● **Goal**
Reproduce all of the data below line for line, without any alteration, and omit the pictures from your copy.

Element box annotations
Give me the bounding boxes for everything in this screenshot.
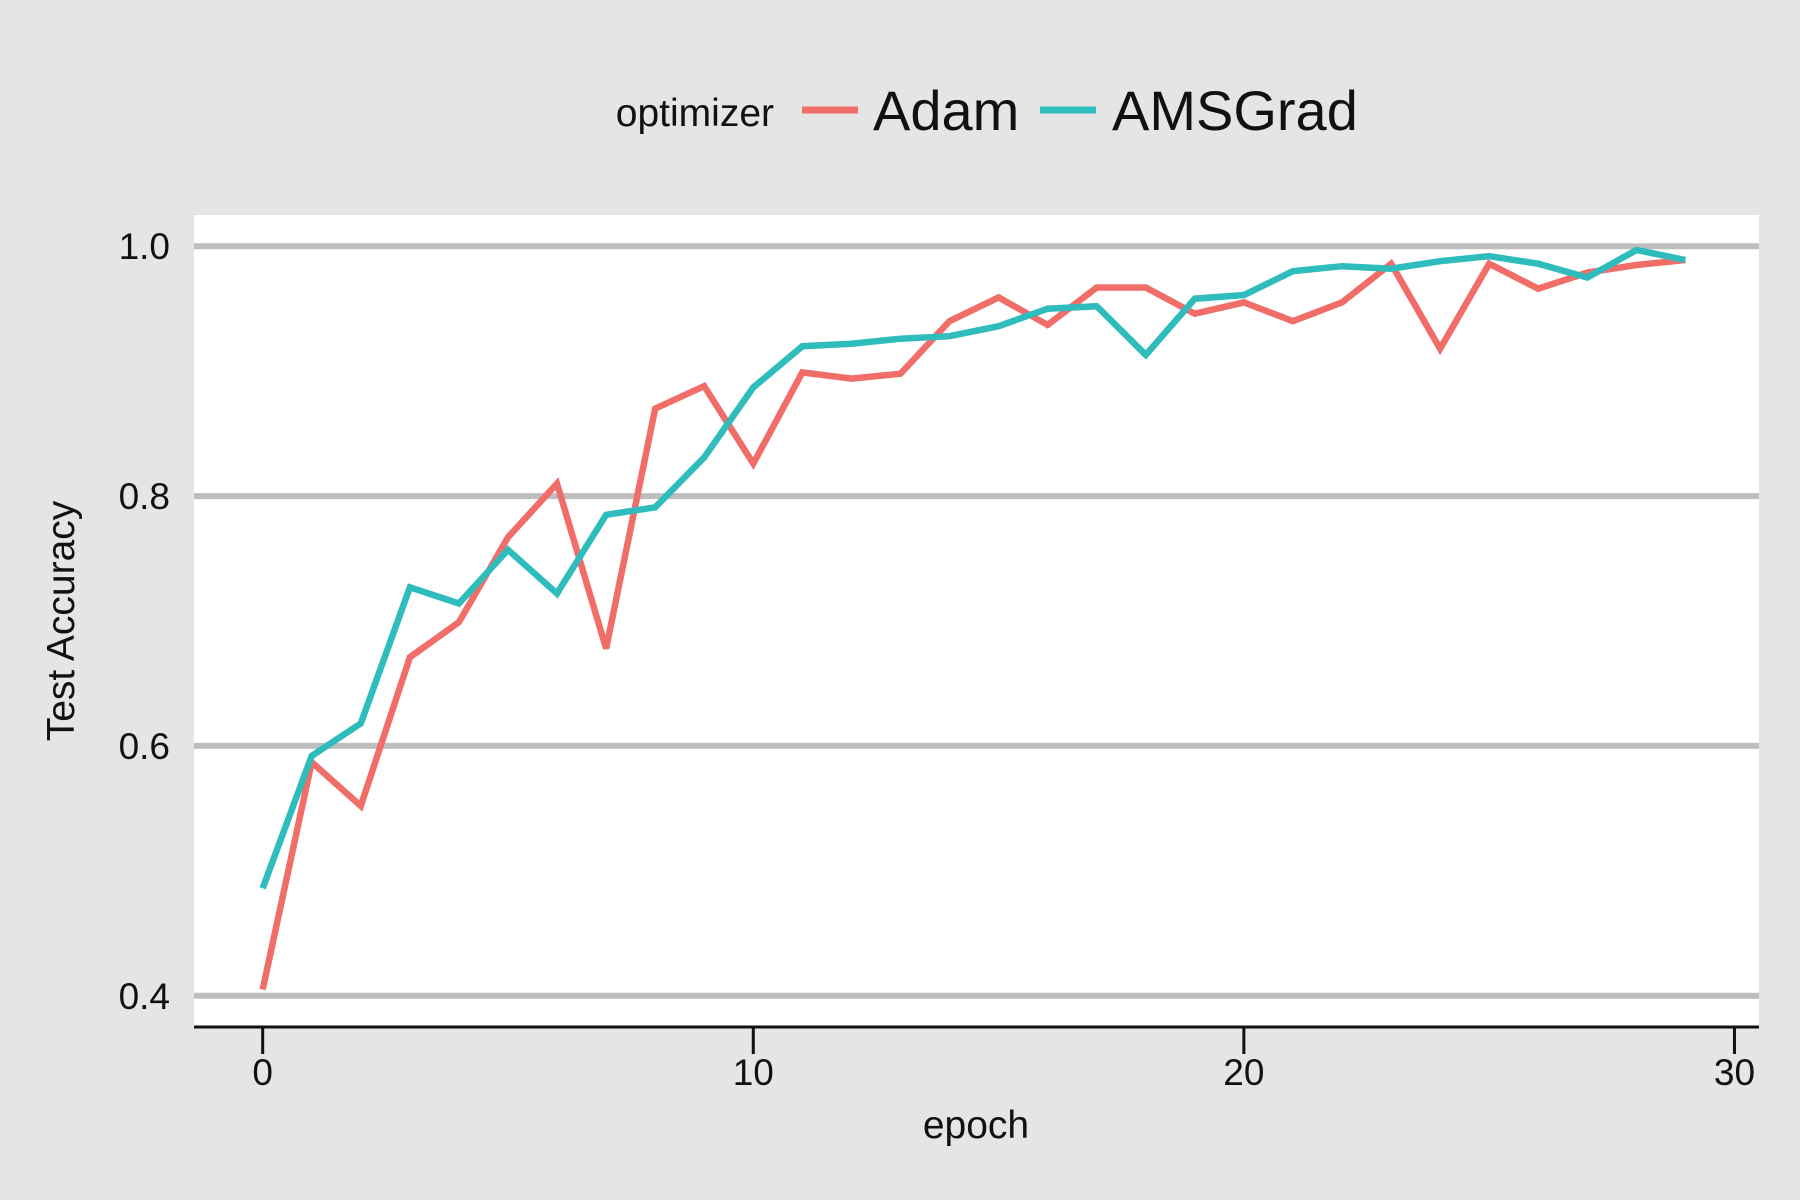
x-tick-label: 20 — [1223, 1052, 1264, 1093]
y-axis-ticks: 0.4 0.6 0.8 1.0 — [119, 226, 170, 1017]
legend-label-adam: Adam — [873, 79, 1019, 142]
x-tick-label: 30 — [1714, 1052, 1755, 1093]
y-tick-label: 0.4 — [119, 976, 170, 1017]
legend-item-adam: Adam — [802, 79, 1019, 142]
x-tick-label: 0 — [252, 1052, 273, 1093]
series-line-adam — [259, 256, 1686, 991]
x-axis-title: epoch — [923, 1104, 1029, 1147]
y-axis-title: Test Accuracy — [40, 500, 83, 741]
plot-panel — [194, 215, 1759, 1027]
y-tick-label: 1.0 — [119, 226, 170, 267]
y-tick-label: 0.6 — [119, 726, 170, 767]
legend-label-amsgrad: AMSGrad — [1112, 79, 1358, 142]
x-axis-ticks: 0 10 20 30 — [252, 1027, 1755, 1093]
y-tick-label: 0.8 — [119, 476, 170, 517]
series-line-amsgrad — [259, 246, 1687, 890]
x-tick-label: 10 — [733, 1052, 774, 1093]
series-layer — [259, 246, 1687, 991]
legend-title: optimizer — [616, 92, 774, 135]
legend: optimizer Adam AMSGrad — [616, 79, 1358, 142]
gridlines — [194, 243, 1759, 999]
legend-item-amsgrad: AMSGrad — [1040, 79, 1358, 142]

● **Correct response**
Give me the bounding boxes for everything in this screenshot.
x-tick-label: 20 — [1223, 1052, 1264, 1093]
y-axis-ticks: 0.4 0.6 0.8 1.0 — [119, 226, 170, 1017]
legend-label-adam: Adam — [873, 79, 1019, 142]
x-tick-label: 30 — [1714, 1052, 1755, 1093]
y-tick-label: 0.4 — [119, 976, 170, 1017]
legend-item-adam: Adam — [802, 79, 1019, 142]
x-tick-label: 0 — [252, 1052, 273, 1093]
series-line-adam — [259, 256, 1686, 991]
x-axis-title: epoch — [923, 1104, 1029, 1147]
y-axis-title: Test Accuracy — [40, 500, 83, 741]
plot-panel — [194, 215, 1759, 1027]
y-tick-label: 1.0 — [119, 226, 170, 267]
y-tick-label: 0.6 — [119, 726, 170, 767]
legend-label-amsgrad: AMSGrad — [1112, 79, 1358, 142]
x-axis-ticks: 0 10 20 30 — [252, 1027, 1755, 1093]
y-tick-label: 0.8 — [119, 476, 170, 517]
series-line-amsgrad — [259, 246, 1687, 890]
x-tick-label: 10 — [733, 1052, 774, 1093]
series-layer — [259, 246, 1687, 991]
legend-title: optimizer — [616, 92, 774, 135]
legend: optimizer Adam AMSGrad — [616, 79, 1358, 142]
gridlines — [194, 243, 1759, 999]
legend-item-amsgrad: AMSGrad — [1040, 79, 1358, 142]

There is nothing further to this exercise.